Goal — Find each line in the following listing that has the string "real", then state the count and nothing else.
--- Begin Given entries ---
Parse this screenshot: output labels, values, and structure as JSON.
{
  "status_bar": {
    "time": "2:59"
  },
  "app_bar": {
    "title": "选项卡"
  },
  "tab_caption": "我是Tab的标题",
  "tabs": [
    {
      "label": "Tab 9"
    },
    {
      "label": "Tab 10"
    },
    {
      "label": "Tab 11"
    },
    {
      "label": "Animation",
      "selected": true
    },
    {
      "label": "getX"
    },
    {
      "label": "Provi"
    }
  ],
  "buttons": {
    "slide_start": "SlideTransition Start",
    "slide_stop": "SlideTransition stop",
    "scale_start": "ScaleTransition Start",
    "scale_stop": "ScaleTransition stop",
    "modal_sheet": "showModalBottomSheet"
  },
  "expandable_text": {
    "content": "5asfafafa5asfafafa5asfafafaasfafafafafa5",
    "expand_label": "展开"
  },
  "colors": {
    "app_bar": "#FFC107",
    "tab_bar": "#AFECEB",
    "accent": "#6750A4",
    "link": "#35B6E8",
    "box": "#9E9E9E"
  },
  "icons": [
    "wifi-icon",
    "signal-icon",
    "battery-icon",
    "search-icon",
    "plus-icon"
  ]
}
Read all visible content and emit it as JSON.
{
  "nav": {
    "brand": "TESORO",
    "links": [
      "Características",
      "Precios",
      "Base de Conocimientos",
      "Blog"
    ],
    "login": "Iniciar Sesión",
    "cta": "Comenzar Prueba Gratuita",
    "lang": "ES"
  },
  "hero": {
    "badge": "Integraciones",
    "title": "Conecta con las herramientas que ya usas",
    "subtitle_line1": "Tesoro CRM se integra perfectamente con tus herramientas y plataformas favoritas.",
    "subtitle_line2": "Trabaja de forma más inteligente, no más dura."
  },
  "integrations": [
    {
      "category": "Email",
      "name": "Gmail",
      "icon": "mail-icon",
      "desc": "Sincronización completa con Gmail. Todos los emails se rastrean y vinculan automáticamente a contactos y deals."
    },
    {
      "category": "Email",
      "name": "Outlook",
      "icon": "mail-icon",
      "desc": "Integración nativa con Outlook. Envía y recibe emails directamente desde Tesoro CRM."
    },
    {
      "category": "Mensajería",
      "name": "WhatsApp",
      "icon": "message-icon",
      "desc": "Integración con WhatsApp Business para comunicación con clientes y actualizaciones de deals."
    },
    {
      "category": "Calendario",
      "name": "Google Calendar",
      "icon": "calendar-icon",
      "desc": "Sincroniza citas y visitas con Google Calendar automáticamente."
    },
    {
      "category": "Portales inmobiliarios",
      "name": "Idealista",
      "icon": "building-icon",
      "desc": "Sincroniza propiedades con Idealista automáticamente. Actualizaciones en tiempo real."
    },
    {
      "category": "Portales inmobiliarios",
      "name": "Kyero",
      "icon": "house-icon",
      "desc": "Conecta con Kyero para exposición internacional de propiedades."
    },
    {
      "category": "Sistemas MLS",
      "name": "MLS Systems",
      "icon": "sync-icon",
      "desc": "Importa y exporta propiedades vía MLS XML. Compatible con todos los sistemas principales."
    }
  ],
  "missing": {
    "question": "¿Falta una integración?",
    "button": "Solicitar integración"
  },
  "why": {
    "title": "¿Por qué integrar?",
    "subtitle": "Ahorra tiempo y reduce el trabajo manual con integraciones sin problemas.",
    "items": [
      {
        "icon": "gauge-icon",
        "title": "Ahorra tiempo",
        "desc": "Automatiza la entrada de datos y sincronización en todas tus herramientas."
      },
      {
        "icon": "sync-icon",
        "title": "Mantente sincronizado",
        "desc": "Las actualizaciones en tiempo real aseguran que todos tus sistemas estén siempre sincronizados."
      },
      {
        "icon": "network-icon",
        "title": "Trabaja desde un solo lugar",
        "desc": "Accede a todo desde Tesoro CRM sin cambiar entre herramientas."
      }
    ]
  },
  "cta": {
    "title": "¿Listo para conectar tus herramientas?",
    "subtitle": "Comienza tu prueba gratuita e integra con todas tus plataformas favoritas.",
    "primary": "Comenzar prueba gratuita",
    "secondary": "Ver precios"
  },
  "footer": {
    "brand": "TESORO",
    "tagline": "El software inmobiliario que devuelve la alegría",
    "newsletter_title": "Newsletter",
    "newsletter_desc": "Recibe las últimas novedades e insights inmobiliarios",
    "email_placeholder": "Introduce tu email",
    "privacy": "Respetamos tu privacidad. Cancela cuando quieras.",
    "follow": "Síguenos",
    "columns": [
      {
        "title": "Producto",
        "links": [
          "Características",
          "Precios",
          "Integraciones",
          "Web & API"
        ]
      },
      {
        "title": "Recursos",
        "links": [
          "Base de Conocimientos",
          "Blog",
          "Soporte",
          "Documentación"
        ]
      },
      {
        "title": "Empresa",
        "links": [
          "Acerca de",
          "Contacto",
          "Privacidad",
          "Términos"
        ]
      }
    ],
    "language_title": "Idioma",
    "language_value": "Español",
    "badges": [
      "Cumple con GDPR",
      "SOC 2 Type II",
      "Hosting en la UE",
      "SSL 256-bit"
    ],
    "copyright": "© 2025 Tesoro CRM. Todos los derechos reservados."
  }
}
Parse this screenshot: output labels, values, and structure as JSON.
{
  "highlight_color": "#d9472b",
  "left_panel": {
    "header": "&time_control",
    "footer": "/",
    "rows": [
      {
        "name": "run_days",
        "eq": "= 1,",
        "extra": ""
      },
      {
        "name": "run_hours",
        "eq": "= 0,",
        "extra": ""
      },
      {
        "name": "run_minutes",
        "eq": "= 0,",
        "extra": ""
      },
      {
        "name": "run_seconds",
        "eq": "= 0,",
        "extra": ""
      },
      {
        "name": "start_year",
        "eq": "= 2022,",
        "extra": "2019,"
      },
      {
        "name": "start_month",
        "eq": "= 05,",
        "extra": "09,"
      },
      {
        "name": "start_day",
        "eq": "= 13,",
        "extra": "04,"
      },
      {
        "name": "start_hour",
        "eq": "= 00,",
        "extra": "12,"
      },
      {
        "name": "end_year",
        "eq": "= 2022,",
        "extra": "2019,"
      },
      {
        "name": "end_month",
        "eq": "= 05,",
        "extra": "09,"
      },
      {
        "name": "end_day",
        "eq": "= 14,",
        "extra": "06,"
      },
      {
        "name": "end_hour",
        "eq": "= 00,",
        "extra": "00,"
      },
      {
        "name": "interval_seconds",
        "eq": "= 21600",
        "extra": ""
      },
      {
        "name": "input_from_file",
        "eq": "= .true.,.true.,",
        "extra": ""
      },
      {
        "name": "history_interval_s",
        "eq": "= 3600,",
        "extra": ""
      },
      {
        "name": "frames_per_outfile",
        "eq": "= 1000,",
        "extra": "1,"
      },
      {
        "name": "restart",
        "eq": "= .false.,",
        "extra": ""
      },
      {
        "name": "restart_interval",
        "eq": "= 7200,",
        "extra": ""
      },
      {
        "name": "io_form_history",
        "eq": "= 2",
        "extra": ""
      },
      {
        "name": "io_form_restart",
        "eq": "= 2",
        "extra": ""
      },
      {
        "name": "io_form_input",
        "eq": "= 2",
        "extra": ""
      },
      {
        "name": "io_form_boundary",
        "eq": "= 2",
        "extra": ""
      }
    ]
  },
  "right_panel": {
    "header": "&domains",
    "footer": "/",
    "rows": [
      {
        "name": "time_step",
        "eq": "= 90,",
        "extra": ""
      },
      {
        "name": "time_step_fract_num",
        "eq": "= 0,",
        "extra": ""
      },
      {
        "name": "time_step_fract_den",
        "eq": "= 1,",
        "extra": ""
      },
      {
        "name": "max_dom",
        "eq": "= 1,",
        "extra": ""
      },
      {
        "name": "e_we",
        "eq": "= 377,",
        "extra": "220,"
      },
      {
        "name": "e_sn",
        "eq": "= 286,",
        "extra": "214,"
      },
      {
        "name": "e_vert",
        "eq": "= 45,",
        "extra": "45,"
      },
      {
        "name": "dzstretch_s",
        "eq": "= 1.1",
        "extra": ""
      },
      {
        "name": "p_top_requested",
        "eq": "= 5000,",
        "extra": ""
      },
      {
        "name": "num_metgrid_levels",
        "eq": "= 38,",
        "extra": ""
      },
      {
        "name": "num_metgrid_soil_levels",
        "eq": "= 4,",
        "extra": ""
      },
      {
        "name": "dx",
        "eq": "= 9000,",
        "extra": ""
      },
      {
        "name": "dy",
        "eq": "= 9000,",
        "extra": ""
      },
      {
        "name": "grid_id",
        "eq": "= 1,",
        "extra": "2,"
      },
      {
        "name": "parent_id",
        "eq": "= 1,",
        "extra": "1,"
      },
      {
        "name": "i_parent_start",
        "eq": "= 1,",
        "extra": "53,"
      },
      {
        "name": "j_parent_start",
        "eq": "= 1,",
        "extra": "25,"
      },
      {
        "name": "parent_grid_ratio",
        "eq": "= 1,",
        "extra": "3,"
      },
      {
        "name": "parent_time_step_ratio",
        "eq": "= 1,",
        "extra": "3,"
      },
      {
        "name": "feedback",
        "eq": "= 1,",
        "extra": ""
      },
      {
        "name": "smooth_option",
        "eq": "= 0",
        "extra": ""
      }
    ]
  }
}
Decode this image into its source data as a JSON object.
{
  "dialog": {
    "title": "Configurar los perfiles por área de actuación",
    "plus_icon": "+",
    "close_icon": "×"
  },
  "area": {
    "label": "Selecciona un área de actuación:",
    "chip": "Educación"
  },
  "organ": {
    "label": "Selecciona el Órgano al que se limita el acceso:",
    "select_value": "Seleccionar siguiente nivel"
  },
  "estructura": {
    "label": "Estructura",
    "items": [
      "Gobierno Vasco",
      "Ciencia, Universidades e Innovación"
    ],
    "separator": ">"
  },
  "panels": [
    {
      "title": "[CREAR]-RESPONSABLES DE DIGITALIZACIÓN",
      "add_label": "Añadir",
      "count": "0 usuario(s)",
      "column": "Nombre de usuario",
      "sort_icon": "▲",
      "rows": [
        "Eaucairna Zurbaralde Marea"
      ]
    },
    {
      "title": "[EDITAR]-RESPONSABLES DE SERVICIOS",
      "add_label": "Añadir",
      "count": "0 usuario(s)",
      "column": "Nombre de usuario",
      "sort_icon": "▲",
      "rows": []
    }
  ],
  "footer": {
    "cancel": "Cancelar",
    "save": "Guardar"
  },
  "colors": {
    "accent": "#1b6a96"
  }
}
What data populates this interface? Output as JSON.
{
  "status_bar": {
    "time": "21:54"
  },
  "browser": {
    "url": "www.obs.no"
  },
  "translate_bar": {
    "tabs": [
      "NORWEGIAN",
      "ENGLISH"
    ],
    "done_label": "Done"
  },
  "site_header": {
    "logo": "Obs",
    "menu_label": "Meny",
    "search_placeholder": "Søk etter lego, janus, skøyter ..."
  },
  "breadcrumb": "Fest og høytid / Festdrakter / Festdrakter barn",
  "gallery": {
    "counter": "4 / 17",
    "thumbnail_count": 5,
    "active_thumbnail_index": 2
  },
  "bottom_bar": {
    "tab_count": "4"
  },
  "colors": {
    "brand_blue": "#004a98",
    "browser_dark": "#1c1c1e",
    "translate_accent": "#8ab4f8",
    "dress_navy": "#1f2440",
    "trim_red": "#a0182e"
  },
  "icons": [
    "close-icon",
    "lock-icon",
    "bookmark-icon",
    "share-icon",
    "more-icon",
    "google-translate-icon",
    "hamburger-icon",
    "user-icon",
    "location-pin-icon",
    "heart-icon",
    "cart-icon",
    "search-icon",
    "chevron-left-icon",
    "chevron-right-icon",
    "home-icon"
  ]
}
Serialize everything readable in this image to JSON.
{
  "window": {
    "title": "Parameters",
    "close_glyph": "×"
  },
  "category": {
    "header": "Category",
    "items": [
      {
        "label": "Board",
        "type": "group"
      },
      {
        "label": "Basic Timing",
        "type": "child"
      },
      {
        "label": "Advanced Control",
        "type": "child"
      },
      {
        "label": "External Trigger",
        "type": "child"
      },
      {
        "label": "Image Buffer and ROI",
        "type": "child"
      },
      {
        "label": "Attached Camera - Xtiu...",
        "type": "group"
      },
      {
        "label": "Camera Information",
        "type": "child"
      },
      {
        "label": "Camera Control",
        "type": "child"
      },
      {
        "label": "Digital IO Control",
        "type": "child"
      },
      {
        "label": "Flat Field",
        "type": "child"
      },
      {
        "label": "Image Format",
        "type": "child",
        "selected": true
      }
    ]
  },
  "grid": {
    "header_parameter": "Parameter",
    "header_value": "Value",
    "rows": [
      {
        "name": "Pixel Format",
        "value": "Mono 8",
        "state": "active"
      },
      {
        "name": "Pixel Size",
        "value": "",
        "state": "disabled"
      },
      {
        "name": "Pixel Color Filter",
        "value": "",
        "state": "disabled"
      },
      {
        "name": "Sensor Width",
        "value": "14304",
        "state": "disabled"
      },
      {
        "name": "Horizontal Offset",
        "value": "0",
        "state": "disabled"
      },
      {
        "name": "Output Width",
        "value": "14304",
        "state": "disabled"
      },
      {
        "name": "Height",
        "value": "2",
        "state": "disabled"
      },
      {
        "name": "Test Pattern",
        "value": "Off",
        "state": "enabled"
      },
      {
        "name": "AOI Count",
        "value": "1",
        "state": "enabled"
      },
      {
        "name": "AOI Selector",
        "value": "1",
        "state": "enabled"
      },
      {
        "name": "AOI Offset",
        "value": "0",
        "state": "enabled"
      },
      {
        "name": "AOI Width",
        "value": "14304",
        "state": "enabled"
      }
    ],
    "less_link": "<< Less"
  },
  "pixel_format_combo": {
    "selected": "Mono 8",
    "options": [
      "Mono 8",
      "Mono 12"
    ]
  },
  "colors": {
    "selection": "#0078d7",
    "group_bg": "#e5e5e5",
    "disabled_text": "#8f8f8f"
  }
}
--- End Given entries ---
Problem solution — 2